[Work to do]
Look for "within" in each line of the entries, and return the matching lines.

[Recorded data]
** Start **

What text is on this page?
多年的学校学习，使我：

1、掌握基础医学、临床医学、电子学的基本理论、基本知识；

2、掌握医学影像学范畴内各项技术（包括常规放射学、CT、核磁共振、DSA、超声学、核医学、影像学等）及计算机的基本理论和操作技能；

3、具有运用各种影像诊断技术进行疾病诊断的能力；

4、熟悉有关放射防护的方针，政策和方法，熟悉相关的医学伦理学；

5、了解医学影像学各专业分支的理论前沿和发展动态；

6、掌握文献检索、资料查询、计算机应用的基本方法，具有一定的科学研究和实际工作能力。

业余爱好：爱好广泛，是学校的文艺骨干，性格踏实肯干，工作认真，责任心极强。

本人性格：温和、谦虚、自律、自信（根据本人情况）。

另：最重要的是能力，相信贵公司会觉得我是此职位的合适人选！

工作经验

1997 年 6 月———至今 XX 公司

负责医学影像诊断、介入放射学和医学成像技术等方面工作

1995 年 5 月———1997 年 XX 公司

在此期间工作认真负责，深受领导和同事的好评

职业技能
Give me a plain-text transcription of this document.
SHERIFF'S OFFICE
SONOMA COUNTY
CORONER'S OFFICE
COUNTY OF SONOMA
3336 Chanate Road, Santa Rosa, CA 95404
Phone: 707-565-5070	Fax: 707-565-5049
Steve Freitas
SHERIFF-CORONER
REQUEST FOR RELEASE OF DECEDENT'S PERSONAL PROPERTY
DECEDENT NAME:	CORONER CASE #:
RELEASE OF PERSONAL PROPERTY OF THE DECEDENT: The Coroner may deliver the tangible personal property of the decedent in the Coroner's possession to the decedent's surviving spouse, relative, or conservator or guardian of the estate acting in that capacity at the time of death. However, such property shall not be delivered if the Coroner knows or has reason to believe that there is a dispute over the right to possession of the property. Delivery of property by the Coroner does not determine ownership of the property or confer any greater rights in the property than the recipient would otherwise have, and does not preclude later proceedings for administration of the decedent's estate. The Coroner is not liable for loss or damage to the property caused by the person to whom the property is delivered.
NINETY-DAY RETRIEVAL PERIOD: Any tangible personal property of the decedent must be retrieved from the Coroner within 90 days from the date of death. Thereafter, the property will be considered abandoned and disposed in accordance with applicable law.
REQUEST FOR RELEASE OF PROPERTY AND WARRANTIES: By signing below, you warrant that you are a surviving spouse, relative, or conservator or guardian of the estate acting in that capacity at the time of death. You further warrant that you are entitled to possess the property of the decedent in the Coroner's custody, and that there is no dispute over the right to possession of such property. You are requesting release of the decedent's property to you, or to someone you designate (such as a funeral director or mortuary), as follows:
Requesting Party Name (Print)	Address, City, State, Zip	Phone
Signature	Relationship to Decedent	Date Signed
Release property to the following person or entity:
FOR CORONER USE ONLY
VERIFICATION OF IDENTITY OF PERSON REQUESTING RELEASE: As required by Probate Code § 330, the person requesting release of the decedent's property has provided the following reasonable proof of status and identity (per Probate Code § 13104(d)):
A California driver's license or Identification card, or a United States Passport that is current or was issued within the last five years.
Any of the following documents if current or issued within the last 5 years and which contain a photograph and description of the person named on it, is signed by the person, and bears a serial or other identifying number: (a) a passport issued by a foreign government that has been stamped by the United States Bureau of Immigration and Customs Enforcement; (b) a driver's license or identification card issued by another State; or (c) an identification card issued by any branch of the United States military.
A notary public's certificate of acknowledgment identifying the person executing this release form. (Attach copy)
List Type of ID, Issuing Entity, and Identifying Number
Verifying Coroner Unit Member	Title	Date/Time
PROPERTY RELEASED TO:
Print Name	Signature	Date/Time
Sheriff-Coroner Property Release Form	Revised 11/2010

** End **

[Task output]
NINETY-DAY RETRIEVAL PERIOD: Any tangible personal property of the decedent must be retrieved from the Coroner within 90 days from the date of death. Thereafter, the property will be considered abandoned and disposed in accordance with applicable law.
A California driver's license or Identification card, or a United States Passport that is current or was issued within the last five years.
Any of the following documents if current or issued within the last 5 years and which contain a photograph and description of the person named on it, is signed by the person, and bears a serial or other identifying number: (a) a passport issued by a foreign government that has been stamped by the United States Bureau of Immigration and Customs Enforcement; (b) a driver's license or identification card issued by another State; or (c) an identification card issued by any branch of the United States military.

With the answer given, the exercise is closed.